▶ [WORK INSTRUCTIONS]: Copy out all lines carrying the word "JSON".

▶ [PROVIDED RECORDS]:

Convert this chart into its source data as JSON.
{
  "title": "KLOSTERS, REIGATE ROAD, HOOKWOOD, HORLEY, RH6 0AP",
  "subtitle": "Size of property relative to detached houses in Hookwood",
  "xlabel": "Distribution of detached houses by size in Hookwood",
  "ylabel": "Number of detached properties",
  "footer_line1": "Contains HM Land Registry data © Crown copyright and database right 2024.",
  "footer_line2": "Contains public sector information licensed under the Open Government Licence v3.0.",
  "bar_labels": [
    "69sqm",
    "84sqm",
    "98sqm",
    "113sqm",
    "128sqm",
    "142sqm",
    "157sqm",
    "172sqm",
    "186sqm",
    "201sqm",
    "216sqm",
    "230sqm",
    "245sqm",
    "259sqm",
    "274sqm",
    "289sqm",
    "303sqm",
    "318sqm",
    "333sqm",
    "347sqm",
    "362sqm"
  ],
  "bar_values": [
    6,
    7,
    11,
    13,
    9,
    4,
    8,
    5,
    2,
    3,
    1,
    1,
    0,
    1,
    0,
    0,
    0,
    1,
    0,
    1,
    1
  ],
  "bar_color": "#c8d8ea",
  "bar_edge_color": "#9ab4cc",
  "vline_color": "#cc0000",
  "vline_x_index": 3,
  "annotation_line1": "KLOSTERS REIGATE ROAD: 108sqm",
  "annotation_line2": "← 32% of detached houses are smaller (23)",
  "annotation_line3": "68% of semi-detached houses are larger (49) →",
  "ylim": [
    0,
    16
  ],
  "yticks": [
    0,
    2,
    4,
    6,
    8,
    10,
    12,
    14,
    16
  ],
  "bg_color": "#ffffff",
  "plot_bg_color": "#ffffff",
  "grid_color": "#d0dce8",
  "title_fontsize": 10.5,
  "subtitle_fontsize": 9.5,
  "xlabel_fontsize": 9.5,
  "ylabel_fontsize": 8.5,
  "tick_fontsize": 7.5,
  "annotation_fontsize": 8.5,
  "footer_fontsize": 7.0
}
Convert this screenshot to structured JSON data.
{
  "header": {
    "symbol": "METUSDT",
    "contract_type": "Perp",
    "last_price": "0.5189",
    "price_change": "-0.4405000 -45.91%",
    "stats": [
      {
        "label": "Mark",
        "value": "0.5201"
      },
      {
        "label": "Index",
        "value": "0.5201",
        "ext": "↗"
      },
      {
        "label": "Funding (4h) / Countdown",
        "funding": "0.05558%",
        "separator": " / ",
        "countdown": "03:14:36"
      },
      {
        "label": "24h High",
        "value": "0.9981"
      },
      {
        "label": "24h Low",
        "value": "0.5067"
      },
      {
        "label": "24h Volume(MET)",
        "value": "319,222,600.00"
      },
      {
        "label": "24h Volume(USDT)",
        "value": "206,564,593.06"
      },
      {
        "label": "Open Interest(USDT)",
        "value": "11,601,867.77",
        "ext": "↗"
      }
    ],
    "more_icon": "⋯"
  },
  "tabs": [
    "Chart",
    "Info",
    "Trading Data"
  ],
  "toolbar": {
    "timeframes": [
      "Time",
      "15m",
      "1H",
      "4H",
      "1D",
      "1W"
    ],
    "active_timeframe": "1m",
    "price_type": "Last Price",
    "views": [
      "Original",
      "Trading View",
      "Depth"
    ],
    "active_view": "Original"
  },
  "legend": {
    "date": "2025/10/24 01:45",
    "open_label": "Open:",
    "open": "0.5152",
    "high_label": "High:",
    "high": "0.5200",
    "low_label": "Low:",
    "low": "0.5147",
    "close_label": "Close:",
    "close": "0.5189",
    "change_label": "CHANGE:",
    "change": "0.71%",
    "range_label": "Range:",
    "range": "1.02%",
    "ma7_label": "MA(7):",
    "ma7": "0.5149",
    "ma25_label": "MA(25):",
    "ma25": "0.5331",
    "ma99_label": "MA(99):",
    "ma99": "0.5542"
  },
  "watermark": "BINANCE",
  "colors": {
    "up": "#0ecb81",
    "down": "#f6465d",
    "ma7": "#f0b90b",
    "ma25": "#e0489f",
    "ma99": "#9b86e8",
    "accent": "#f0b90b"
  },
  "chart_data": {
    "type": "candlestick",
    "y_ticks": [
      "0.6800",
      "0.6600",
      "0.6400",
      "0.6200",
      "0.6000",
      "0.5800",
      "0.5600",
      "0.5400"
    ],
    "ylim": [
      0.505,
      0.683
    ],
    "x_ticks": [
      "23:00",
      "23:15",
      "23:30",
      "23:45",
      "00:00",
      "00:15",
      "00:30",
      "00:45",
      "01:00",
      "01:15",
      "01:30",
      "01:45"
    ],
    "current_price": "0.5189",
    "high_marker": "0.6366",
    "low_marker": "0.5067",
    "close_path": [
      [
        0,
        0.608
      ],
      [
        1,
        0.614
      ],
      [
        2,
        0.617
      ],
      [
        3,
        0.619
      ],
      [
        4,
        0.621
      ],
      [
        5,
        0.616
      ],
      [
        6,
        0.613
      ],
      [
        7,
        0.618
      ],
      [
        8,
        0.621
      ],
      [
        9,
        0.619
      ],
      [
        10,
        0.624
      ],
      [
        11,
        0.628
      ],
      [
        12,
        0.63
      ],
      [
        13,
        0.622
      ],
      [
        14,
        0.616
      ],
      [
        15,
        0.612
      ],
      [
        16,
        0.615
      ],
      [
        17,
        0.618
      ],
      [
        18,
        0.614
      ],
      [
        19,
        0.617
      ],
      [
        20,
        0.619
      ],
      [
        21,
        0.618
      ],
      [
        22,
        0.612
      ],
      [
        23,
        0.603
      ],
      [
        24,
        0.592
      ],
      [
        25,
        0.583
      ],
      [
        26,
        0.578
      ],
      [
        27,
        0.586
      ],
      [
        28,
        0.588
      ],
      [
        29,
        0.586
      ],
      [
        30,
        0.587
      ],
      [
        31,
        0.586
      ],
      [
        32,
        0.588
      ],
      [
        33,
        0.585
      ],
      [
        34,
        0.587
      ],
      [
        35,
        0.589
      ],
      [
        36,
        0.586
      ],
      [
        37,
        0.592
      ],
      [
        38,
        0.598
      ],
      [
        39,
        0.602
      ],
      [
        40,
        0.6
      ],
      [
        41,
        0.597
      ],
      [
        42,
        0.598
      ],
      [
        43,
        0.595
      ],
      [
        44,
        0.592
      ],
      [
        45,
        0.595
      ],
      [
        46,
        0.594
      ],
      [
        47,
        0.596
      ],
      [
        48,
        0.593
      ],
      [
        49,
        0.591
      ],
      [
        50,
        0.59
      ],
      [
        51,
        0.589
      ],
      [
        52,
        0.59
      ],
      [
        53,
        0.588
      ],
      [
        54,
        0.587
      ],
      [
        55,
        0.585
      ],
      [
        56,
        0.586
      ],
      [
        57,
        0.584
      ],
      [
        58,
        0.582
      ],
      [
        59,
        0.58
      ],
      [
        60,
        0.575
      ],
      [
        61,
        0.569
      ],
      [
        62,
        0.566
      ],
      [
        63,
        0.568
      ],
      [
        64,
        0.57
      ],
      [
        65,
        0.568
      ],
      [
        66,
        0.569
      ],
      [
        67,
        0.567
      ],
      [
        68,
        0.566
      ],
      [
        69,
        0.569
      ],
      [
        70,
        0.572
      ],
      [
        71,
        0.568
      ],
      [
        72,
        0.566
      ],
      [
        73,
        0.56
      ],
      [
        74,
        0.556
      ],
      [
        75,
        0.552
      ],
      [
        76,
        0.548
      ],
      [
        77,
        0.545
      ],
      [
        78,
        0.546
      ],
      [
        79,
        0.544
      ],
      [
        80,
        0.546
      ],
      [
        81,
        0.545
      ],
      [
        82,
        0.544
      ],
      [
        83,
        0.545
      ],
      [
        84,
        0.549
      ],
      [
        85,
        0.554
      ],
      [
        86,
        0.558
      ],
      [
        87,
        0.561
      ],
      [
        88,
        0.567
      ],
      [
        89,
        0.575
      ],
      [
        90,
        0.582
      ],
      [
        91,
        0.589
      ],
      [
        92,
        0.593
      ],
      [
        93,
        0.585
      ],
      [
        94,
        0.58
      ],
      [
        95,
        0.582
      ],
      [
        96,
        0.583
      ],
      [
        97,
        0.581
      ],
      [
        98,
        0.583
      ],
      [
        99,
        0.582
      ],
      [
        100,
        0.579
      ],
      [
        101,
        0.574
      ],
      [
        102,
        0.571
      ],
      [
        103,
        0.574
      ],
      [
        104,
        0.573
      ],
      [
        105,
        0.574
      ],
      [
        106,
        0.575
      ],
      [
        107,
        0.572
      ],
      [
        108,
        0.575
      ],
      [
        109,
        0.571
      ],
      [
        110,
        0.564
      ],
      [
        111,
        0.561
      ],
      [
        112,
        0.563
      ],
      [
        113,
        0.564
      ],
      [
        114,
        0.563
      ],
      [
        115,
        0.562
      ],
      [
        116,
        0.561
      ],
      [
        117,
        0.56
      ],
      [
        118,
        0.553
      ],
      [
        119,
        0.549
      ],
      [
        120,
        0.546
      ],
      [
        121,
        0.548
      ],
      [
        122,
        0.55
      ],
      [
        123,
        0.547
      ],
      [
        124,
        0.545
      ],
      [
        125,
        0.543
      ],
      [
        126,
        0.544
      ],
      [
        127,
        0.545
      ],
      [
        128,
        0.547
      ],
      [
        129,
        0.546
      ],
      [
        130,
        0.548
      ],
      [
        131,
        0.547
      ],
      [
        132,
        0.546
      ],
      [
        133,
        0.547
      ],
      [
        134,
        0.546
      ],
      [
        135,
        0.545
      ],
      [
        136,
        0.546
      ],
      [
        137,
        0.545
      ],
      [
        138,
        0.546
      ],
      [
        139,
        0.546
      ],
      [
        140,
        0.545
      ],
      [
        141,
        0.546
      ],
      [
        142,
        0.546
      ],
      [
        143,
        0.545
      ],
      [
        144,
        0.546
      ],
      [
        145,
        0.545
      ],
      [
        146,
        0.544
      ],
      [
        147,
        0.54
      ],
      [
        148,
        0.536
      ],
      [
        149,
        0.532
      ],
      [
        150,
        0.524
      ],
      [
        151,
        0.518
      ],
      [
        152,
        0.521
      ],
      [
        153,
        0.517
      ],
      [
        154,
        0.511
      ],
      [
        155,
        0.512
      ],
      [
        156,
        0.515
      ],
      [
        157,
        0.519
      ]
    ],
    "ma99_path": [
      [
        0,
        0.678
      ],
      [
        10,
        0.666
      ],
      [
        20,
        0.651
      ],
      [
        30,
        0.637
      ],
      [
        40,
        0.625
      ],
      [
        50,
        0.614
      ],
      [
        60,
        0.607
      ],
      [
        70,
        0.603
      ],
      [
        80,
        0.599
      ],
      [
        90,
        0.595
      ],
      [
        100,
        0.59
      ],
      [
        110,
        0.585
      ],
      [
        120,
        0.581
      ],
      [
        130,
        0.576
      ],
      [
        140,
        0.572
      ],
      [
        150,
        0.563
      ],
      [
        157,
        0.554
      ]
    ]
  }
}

▶ [ANSWER FOR THE TASK]:
Convert this chart into its source data as JSON.
Convert this screenshot to structured JSON data.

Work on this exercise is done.